● PASSAGE GIVEN
# # # # #
All by design, the power players benefit from division. When/if sportsmen were to ever get united, these pinheads would scurry like ****roaches.


----------



## pkred (Jul 9, 2009)

I think Goob's right we should all get together and sing cum-by-ya wile the word AROUND US GOES TO HELL IN A HAND BASKET. :mrgreen: 

I think this open display of auctioning the public's resources, so that a bloated government stay afloat. It's appalling!

I personally would like to see our leaders tighten there own belts like so many of our fellow Americans have in recent years. And manage what remains of public property with the respect for the land and the people that live on it. 

I fear that one day, maybe too late we will all realize the Public property, paid for and maintained with tax payer money is slowly being auctioned off to the highest bidder. Progress?


----------



## BPturkeys (Sep 13, 2007)

Shed hunting, an activity that a few call recreation, is/has become nothing more than business and the pillaging of a natural resource from public property by unregulated businesses is not good. I am not sure that what the P&R people are proposing is the best way but I do believe the public deserves to be the biggest winner in the selling of this resource. I always worry about deals that are made behind closed doors and our vigilance in this issue is needed to protect the publics interest. Yes, write and call the principals and let them know, if nothing else, that we are watching and demanding a solution that most benefits the public and the animals involved.


----------



## UT Elk Stalker (Apr 17, 2009)

RUMOR!!

This had me fired up and so I called Mike. He said no rights have been granted to an Outfitter for this. He said that every year they do have a day where everyone lines up and pays $25 for the chance to shed hunt AI. They limit it to 100 people.

If someone has hard facts lets see them.


----------



## wyogoob (Sep 7, 2007)

UT Elk Stalker said:


> RUMOR!!
> 
> This had me fired up and so I called Mike. He said no rights have been granted to an Outfitter for this. He said that every year they do have a day where everyone lines up and pays $25 for the chance to shed hunt AI. They limit it to 100 people.
> 
> If someone has hard facts lets see them.


Interesting. Did he say how the 100 people were chosen?


----------



## wyogoob (Sep 7, 2007)
# # # # #
● SOURCE MATERIAL
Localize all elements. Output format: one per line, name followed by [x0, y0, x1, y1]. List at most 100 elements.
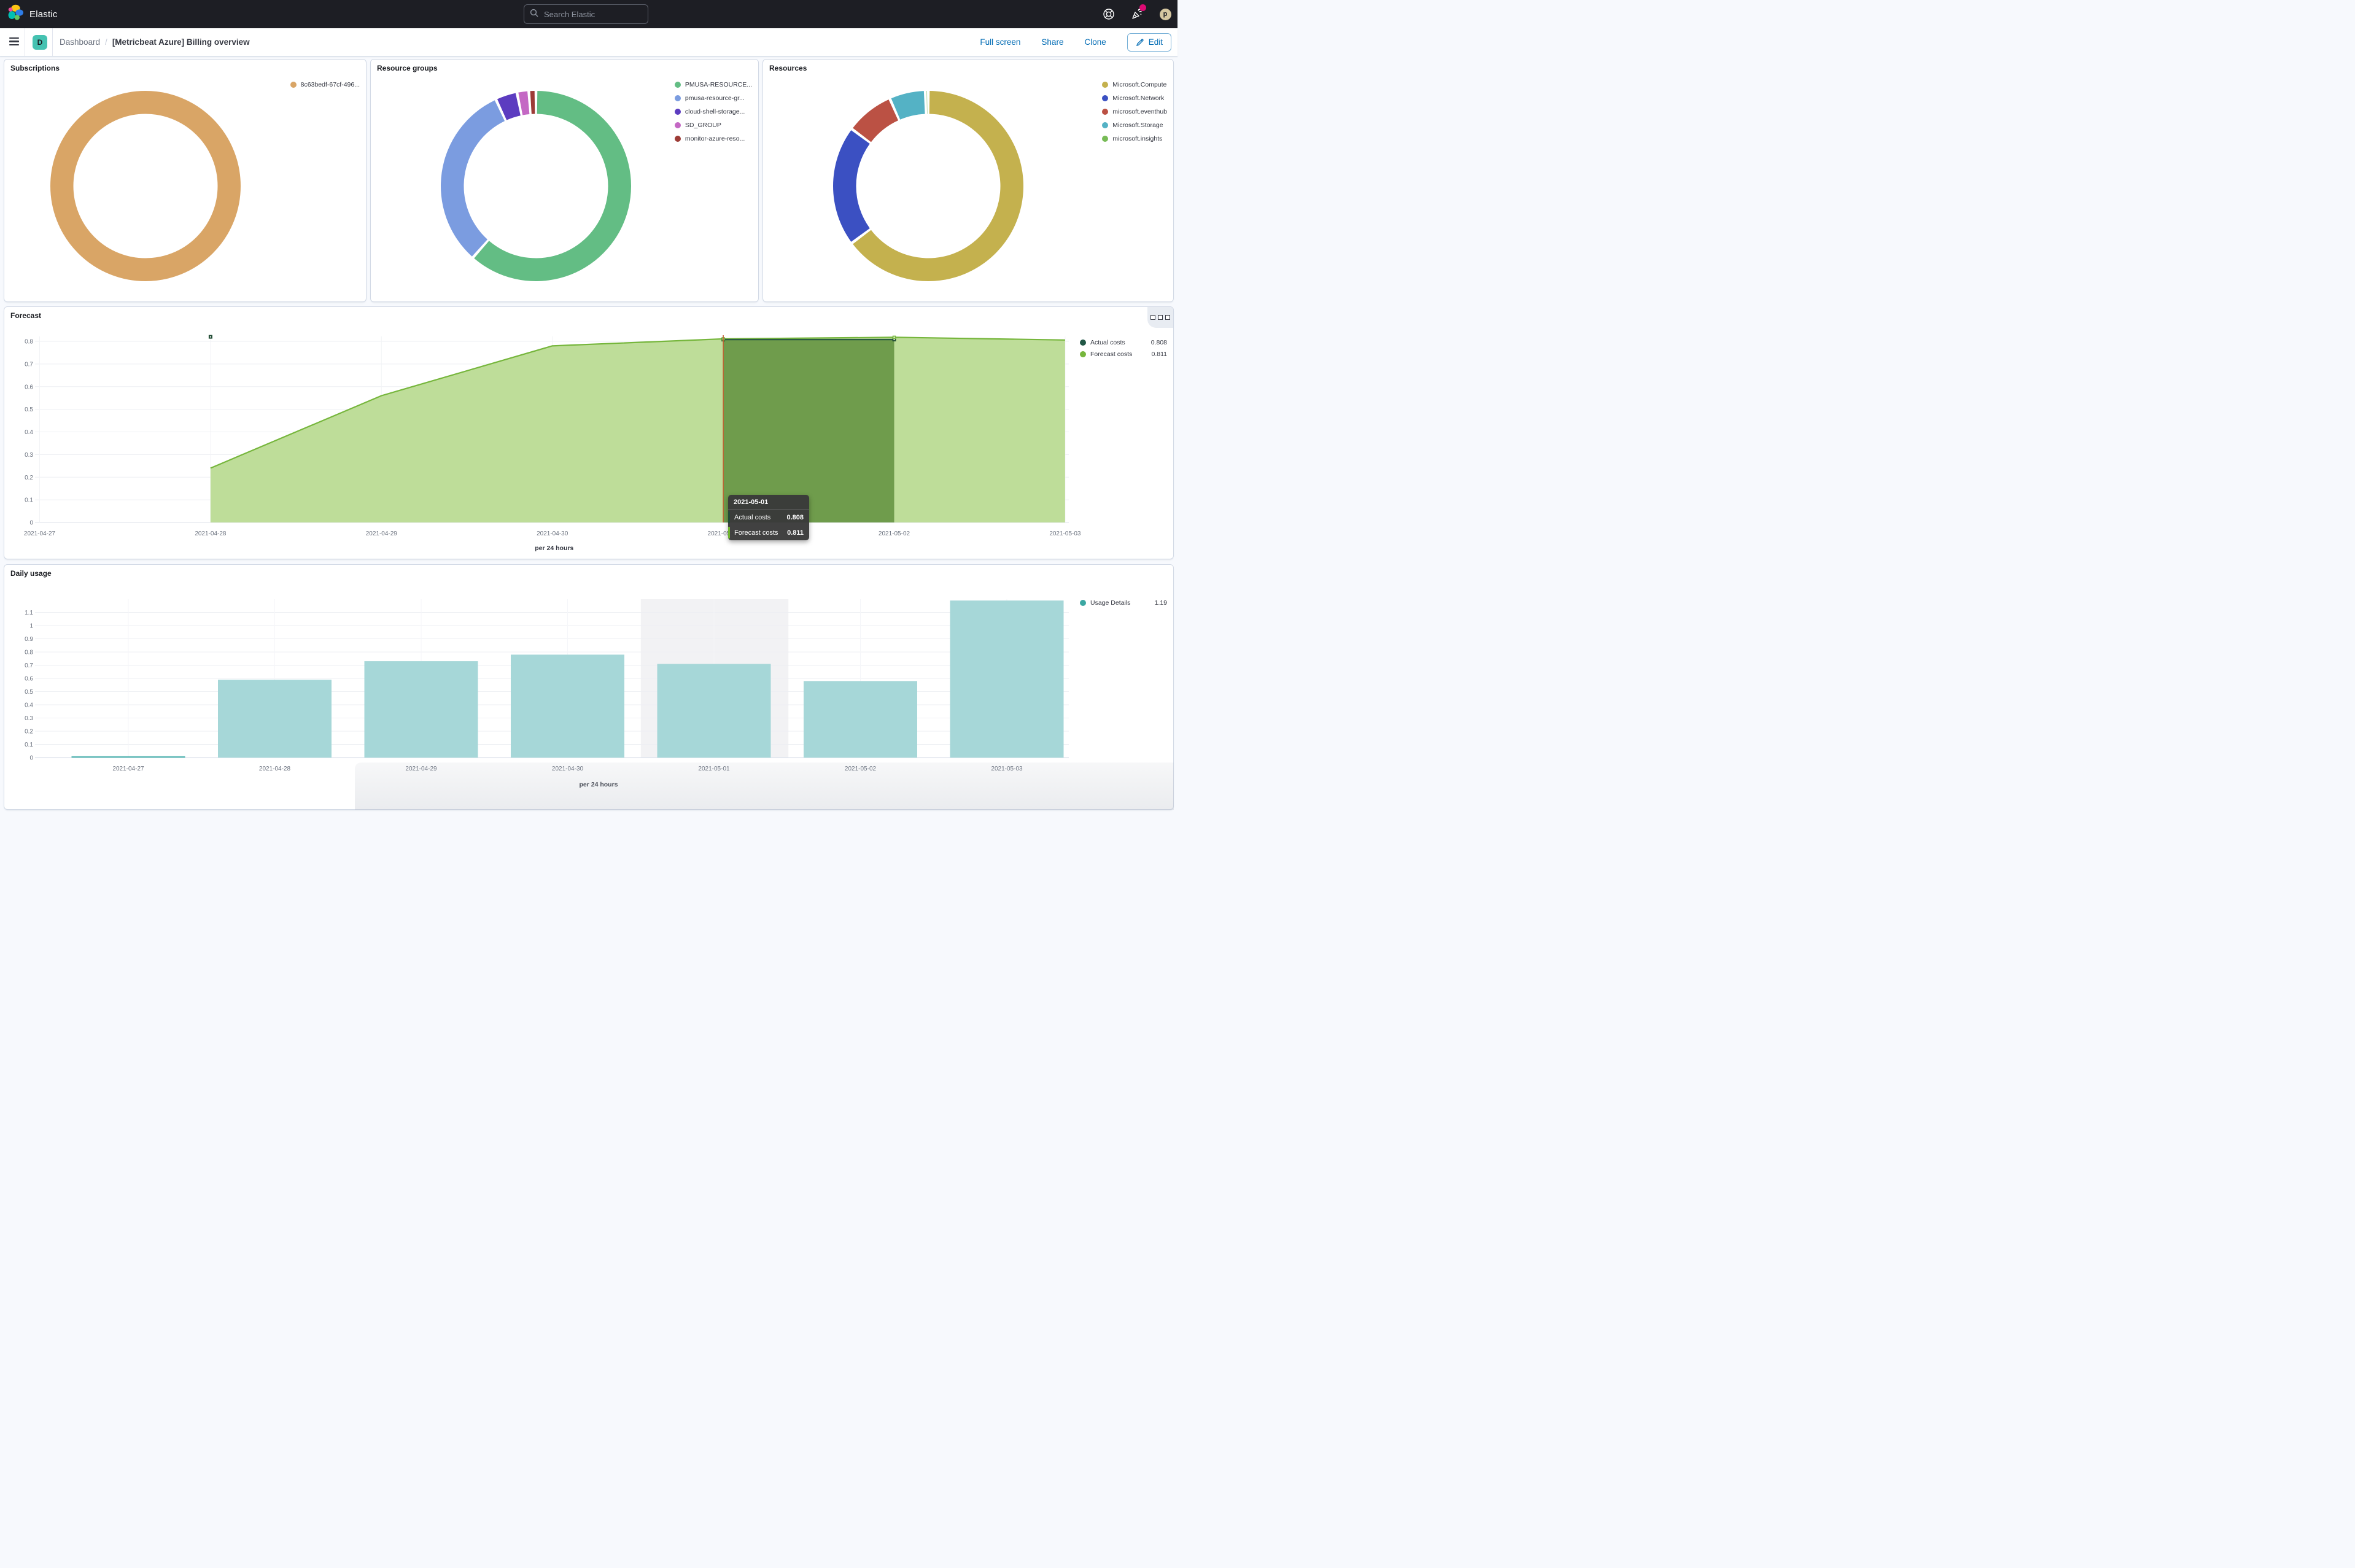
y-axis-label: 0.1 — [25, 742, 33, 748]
# # # # #
● JOB
In the forum thread, what does UT Elk Stalker say Mike reported about the fee for the yearly shed-hunting day and its attendance limit? Please answer in one sentence.

● ANSWER TO THE TASK
Everyone pays $25 for the chance to shed hunt, and the day is limited to 100 people.